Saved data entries
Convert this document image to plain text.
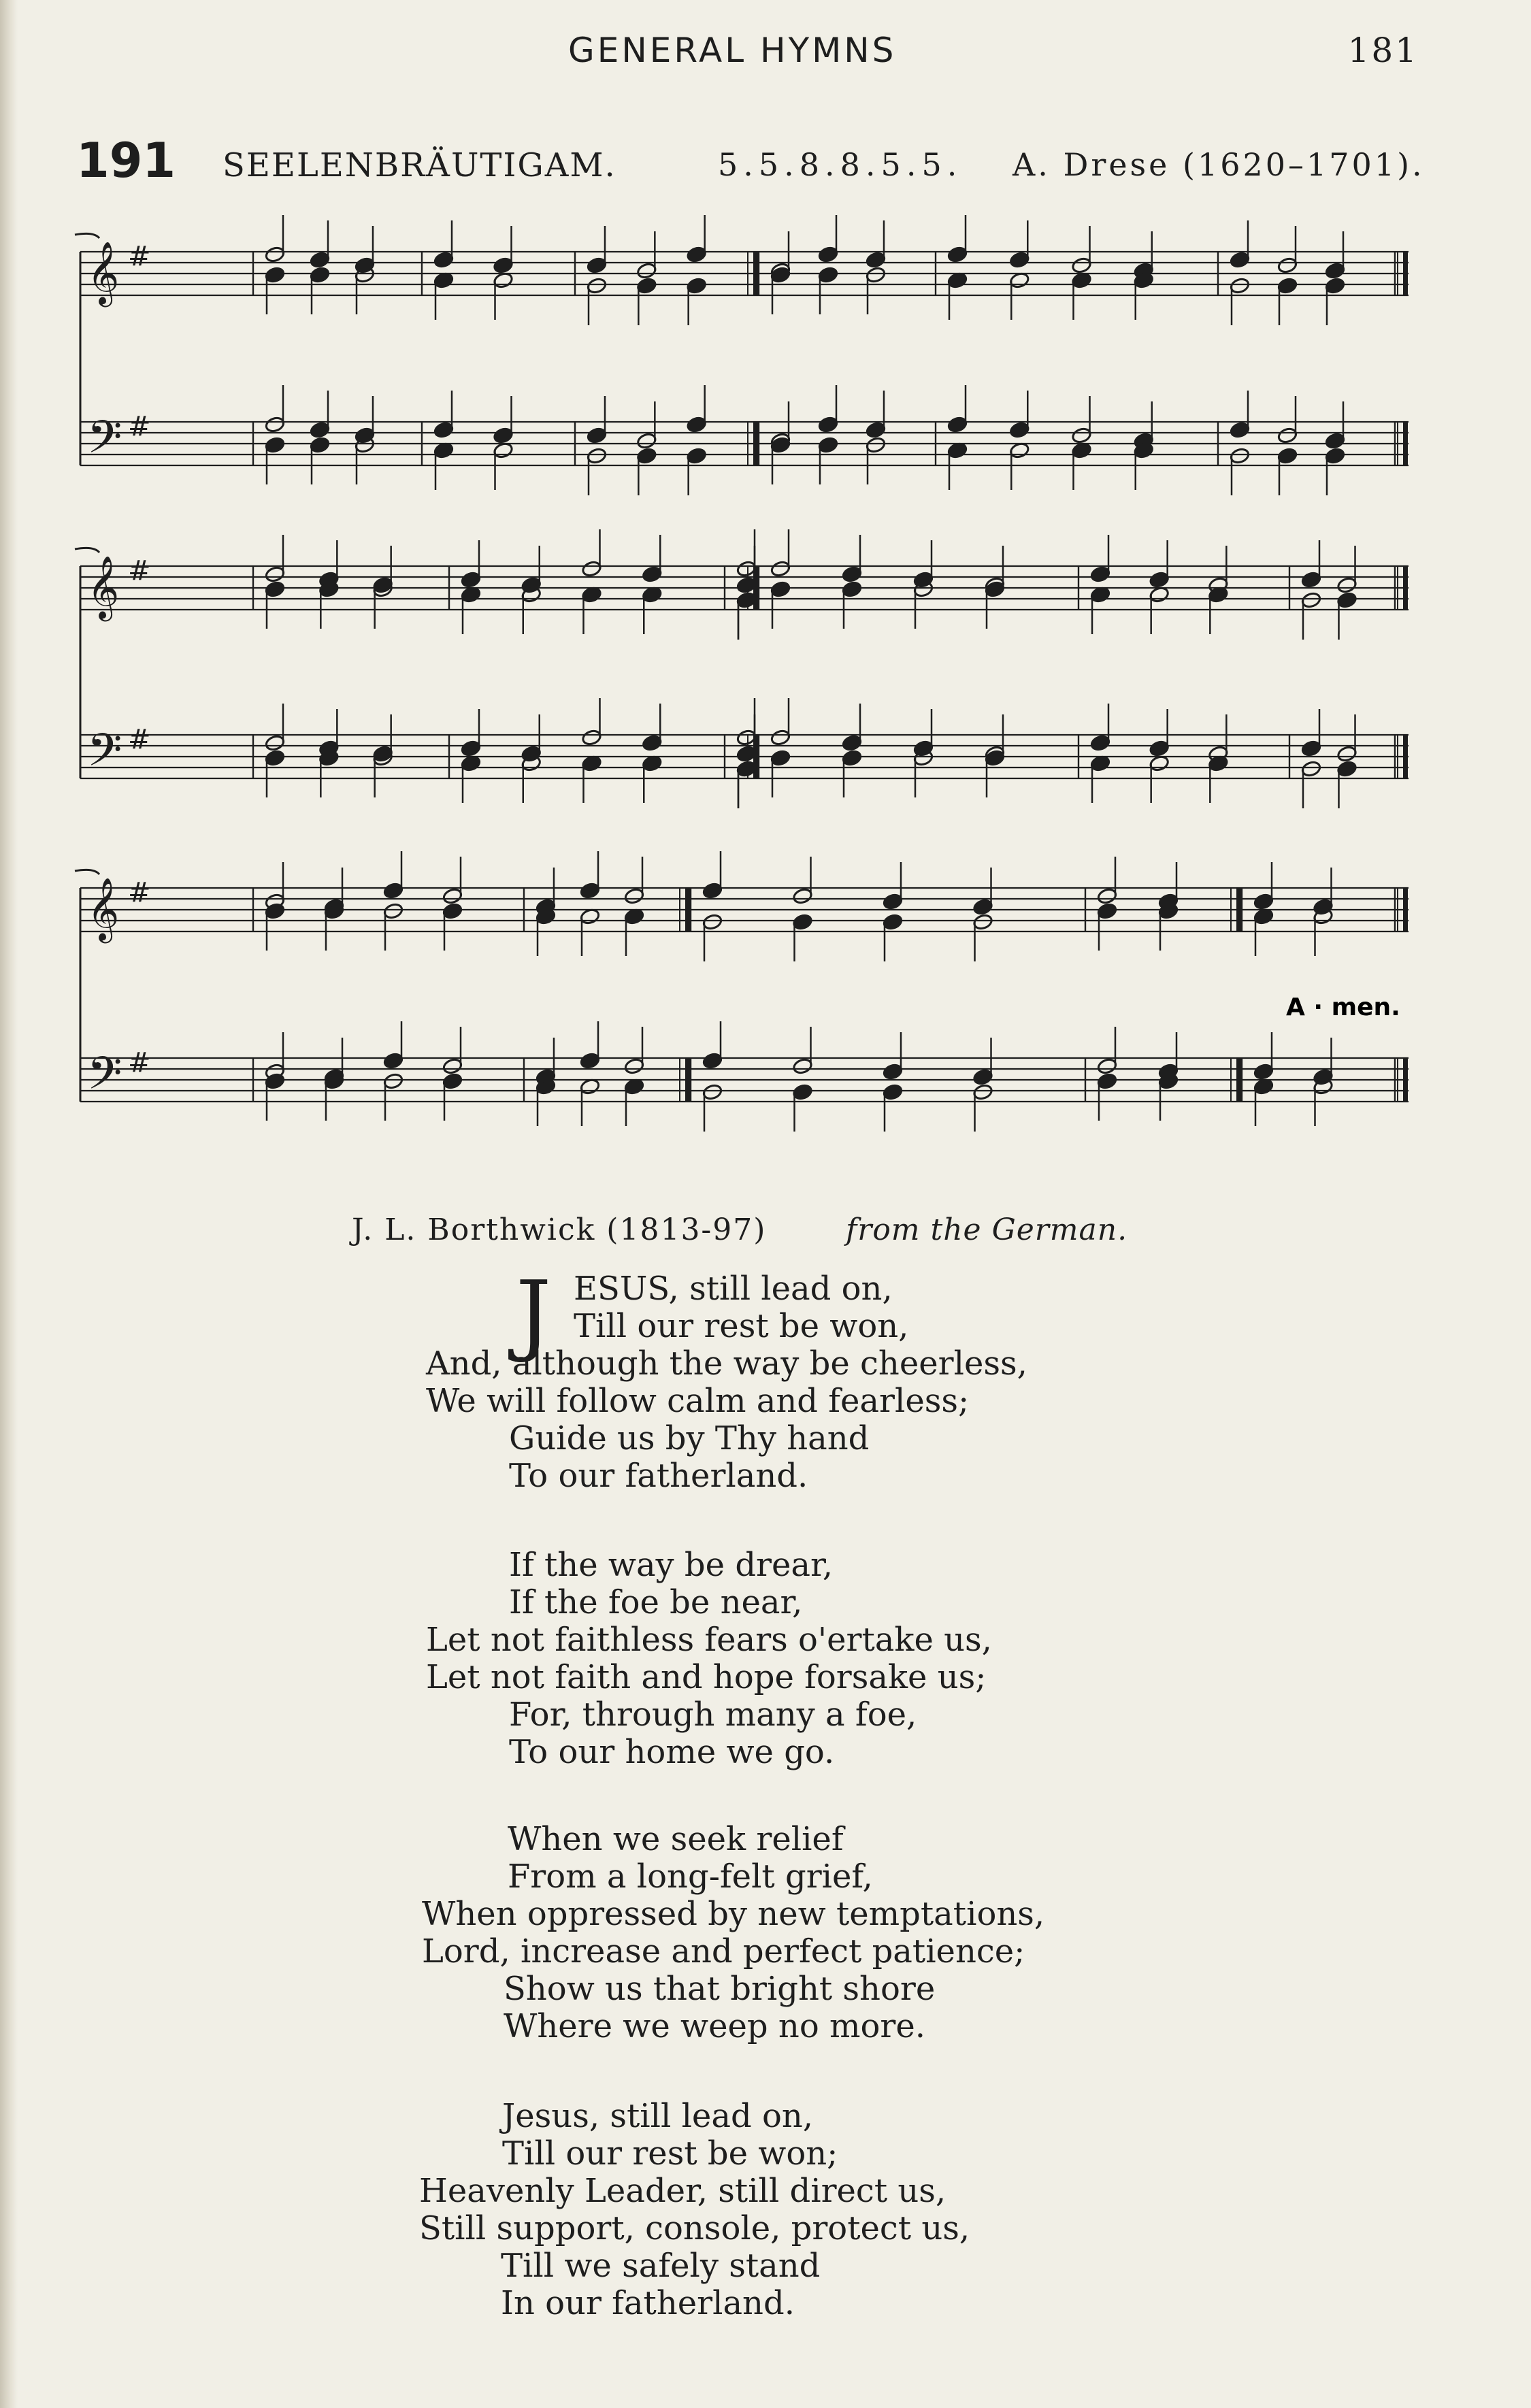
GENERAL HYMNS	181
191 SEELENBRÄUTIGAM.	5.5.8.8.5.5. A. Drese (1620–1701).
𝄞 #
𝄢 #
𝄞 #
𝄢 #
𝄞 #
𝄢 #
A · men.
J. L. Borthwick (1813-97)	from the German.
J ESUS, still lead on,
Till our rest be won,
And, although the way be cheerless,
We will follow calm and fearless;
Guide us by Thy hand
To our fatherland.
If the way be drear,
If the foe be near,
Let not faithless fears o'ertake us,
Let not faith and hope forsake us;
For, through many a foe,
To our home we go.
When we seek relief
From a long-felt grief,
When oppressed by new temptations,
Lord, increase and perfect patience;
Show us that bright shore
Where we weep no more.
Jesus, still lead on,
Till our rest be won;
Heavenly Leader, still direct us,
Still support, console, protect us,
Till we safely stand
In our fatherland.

- _Objective_
Transcribe each line above verbatim, with the pictures left out.

- _Response to this task_
Convert this document image to plain text.
GENERAL HYMNS	181
191 SEELENBRÄUTIGAM.	5.5.8.8.5.5. A. Drese (1620–1701).
𝄞 #
𝄢 #
𝄞 #
𝄢 #
𝄞 #
𝄢 #
A · men.
J. L. Borthwick (1813-97)	from the German.
J ESUS, still lead on,
Till our rest be won,
And, although the way be cheerless,
We will follow calm and fearless;
Guide us by Thy hand
To our fatherland.
If the way be drear,
If the foe be near,
Let not faithless fears o'ertake us,
Let not faith and hope forsake us;
For, through many a foe,
To our home we go.
When we seek relief
From a long-felt grief,
When oppressed by new temptations,
Lord, increase and perfect patience;
Show us that bright shore
Where we weep no more.
Jesus, still lead on,
Till our rest be won;
Heavenly Leader, still direct us,
Still support, console, protect us,
Till we safely stand
In our fatherland.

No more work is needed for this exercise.